### Given problem
Repeat the material exactly, leaving nothing out.
####
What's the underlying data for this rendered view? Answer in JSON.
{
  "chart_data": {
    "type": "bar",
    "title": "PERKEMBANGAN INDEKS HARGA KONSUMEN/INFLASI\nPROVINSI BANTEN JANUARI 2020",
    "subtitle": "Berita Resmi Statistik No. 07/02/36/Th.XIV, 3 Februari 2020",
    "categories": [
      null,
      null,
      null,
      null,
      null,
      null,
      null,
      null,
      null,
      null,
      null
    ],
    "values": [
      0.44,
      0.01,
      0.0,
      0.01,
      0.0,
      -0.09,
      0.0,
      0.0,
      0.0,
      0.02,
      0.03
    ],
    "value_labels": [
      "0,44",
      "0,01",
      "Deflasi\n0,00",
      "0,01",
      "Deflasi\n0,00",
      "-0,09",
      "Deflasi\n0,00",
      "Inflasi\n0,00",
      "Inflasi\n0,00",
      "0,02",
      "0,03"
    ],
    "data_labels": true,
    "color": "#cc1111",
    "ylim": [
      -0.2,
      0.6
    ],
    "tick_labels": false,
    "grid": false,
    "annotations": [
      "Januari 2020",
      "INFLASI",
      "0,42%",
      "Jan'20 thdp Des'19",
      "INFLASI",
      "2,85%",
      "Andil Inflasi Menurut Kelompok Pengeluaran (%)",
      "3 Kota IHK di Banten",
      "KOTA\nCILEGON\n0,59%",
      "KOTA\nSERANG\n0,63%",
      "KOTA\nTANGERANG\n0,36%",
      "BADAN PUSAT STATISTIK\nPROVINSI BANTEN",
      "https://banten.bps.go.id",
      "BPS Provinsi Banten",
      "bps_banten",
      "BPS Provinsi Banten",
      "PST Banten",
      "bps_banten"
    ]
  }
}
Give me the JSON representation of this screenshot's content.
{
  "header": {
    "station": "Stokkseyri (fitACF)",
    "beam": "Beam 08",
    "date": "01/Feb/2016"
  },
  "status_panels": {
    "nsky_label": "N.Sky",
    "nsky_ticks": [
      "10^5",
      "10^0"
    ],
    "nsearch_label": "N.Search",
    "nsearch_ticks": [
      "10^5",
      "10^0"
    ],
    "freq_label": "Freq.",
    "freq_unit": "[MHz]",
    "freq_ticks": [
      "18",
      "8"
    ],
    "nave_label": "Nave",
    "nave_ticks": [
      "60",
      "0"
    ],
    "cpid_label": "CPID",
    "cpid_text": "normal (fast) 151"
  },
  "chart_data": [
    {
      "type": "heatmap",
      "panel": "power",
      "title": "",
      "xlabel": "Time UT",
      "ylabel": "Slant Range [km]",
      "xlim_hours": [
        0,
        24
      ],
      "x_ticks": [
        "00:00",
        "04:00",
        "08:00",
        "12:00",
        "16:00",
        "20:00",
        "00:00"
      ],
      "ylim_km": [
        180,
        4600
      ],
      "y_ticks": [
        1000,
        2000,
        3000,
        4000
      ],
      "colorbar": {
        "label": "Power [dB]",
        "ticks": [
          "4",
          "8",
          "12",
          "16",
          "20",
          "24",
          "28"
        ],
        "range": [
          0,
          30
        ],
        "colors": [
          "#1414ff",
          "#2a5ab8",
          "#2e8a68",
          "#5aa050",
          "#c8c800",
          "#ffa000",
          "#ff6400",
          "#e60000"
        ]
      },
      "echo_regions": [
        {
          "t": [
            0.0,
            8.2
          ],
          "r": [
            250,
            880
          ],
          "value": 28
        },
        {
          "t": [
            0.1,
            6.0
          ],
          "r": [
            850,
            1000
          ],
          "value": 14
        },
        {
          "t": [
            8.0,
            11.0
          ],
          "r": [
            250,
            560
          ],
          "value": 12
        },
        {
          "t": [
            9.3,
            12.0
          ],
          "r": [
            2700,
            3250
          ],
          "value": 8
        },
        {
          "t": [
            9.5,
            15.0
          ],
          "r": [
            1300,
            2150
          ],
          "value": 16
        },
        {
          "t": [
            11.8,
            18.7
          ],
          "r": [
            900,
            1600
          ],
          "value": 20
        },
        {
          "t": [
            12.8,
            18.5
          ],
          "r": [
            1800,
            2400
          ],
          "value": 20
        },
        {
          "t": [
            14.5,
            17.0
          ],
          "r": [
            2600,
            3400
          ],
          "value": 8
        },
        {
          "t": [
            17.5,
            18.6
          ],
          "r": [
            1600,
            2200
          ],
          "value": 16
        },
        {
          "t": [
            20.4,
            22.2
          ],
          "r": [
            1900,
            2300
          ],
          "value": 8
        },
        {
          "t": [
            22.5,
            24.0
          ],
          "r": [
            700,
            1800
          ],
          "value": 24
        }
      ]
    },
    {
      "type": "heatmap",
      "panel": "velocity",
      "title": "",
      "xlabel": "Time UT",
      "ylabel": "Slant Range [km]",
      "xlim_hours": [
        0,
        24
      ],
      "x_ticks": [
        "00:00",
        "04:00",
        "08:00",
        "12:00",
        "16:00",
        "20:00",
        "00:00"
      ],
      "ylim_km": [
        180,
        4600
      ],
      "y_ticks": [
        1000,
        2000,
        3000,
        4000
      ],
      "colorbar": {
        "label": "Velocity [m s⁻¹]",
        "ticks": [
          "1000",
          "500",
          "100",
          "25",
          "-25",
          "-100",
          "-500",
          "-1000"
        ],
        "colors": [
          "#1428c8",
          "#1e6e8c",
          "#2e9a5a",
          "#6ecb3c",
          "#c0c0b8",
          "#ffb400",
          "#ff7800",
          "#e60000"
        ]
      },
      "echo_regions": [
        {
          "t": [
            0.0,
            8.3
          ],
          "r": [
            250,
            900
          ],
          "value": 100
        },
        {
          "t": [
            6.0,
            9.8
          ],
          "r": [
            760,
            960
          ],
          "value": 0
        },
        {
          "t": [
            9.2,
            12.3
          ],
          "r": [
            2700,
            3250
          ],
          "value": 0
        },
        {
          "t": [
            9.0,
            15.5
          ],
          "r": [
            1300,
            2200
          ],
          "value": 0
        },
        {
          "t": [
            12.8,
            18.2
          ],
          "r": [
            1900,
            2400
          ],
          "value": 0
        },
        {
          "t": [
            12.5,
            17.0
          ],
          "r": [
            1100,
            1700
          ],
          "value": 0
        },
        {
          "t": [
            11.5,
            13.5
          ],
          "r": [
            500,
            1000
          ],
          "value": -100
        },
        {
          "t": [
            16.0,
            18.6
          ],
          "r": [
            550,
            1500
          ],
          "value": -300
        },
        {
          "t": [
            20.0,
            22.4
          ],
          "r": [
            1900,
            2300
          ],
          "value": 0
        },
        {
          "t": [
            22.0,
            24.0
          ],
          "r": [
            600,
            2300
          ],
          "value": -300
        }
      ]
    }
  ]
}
####
### Exercise result
What's the underlying data for this rendered view? Answer in JSON.
{
  "chart_data": {
    "type": "bar",
    "title": "PERKEMBANGAN INDEKS HARGA KONSUMEN/INFLASI\nPROVINSI BANTEN JANUARI 2020",
    "subtitle": "Berita Resmi Statistik No. 07/02/36/Th.XIV, 3 Februari 2020",
    "categories": [
      null,
      null,
      null,
      null,
      null,
      null,
      null,
      null,
      null,
      null,
      null
    ],
    "values": [
      0.44,
      0.01,
      0.0,
      0.01,
      0.0,
      -0.09,
      0.0,
      0.0,
      0.0,
      0.02,
      0.03
    ],
    "value_labels": [
      "0,44",
      "0,01",
      "Deflasi\n0,00",
      "0,01",
      "Deflasi\n0,00",
      "-0,09",
      "Deflasi\n0,00",
      "Inflasi\n0,00",
      "Inflasi\n0,00",
      "0,02",
      "0,03"
    ],
    "data_labels": true,
    "color": "#cc1111",
    "ylim": [
      -0.2,
      0.6
    ],
    "tick_labels": false,
    "grid": false,
    "annotations": [
      "Januari 2020",
      "INFLASI",
      "0,42%",
      "Jan'20 thdp Des'19",
      "INFLASI",
      "2,85%",
      "Andil Inflasi Menurut Kelompok Pengeluaran (%)",
      "3 Kota IHK di Banten",
      "KOTA\nCILEGON\n0,59%",
      "KOTA\nSERANG\n0,63%",
      "KOTA\nTANGERANG\n0,36%",
      "BADAN PUSAT STATISTIK\nPROVINSI BANTEN",
      "https://banten.bps.go.id",
      "BPS Provinsi Banten",
      "bps_banten",
      "BPS Provinsi Banten",
      "PST Banten",
      "bps_banten"
    ]
  }
}
Give me the JSON representation of this screenshot's content.
{
  "header": {
    "station": "Stokkseyri (fitACF)",
    "beam": "Beam 08",
    "date": "01/Feb/2016"
  },
  "status_panels": {
    "nsky_label": "N.Sky",
    "nsky_ticks": [
      "10^5",
      "10^0"
    ],
    "nsearch_label": "N.Search",
    "nsearch_ticks": [
      "10^5",
      "10^0"
    ],
    "freq_label": "Freq.",
    "freq_unit": "[MHz]",
    "freq_ticks": [
      "18",
      "8"
    ],
    "nave_label": "Nave",
    "nave_ticks": [
      "60",
      "0"
    ],
    "cpid_label": "CPID",
    "cpid_text": "normal (fast) 151"
  },
  "chart_data": [
    {
      "type": "heatmap",
      "panel": "power",
      "title": "",
      "xlabel": "Time UT",
      "ylabel": "Slant Range [km]",
      "xlim_hours": [
        0,
        24
      ],
      "x_ticks": [
        "00:00",
        "04:00",
        "08:00",
        "12:00",
        "16:00",
        "20:00",
        "00:00"
      ],
      "ylim_km": [
        180,
        4600
      ],
      "y_ticks": [
        1000,
        2000,
        3000,
        4000
      ],
      "colorbar": {
        "label": "Power [dB]",
        "ticks": [
          "4",
          "8",
          "12",
          "16",
          "20",
          "24",
          "28"
        ],
        "range": [
          0,
          30
        ],
        "colors": [
          "#1414ff",
          "#2a5ab8",
          "#2e8a68",
          "#5aa050",
          "#c8c800",
          "#ffa000",
          "#ff6400",
          "#e60000"
        ]
      },
      "echo_regions": [
        {
          "t": [
            0.0,
            8.2
          ],
          "r": [
            250,
            880
          ],
          "value": 28
        },
        {
          "t": [
            0.1,
            6.0
          ],
          "r": [
            850,
            1000
          ],
          "value": 14
        },
        {
          "t": [
            8.0,
            11.0
          ],
          "r": [
            250,
            560
          ],
          "value": 12
        },
        {
          "t": [
            9.3,
            12.0
          ],
          "r": [
            2700,
            3250
          ],
          "value": 8
        },
        {
          "t": [
            9.5,
            15.0
          ],
          "r": [
            1300,
            2150
          ],
          "value": 16
        },
        {
          "t": [
            11.8,
            18.7
          ],
          "r": [
            900,
            1600
          ],
          "value": 20
        },
        {
          "t": [
            12.8,
            18.5
          ],
          "r": [
            1800,
            2400
          ],
          "value": 20
        },
        {
          "t": [
            14.5,
            17.0
          ],
          "r": [
            2600,
            3400
          ],
          "value": 8
        },
        {
          "t": [
            17.5,
            18.6
          ],
          "r": [
            1600,
            2200
          ],
          "value": 16
        },
        {
          "t": [
            20.4,
            22.2
          ],
          "r": [
            1900,
            2300
          ],
          "value": 8
        },
        {
          "t": [
            22.5,
            24.0
          ],
          "r": [
            700,
            1800
          ],
          "value": 24
        }
      ]
    },
    {
      "type": "heatmap",
      "panel": "velocity",
      "title": "",
      "xlabel": "Time UT",
      "ylabel": "Slant Range [km]",
      "xlim_hours": [
        0,
        24
      ],
      "x_ticks": [
        "00:00",
        "04:00",
        "08:00",
        "12:00",
        "16:00",
        "20:00",
        "00:00"
      ],
      "ylim_km": [
        180,
        4600
      ],
      "y_ticks": [
        1000,
        2000,
        3000,
        4000
      ],
      "colorbar": {
        "label": "Velocity [m s⁻¹]",
        "ticks": [
          "1000",
          "500",
          "100",
          "25",
          "-25",
          "-100",
          "-500",
          "-1000"
        ],
        "colors": [
          "#1428c8",
          "#1e6e8c",
          "#2e9a5a",
          "#6ecb3c",
          "#c0c0b8",
          "#ffb400",
          "#ff7800",
          "#e60000"
        ]
      },
      "echo_regions": [
        {
          "t": [
            0.0,
            8.3
          ],
          "r": [
            250,
            900
          ],
          "value": 100
        },
        {
          "t": [
            6.0,
            9.8
          ],
          "r": [
            760,
            960
          ],
          "value": 0
        },
        {
          "t": [
            9.2,
            12.3
          ],
          "r": [
            2700,
            3250
          ],
          "value": 0
        },
        {
          "t": [
            9.0,
            15.5
          ],
          "r": [
            1300,
            2200
          ],
          "value": 0
        },
        {
          "t": [
            12.8,
            18.2
          ],
          "r": [
            1900,
            2400
          ],
          "value": 0
        },
        {
          "t": [
            12.5,
            17.0
          ],
          "r": [
            1100,
            1700
          ],
          "value": 0
        },
        {
          "t": [
            11.5,
            13.5
          ],
          "r": [
            500,
            1000
          ],
          "value": -100
        },
        {
          "t": [
            16.0,
            18.6
          ],
          "r": [
            550,
            1500
          ],
          "value": -300
        },
        {
          "t": [
            20.0,
            22.4
          ],
          "r": [
            1900,
            2300
          ],
          "value": 0
        },
        {
          "t": [
            22.0,
            24.0
          ],
          "r": [
            600,
            2300
          ],
          "value": -300
        }
      ]
    }
  ]
}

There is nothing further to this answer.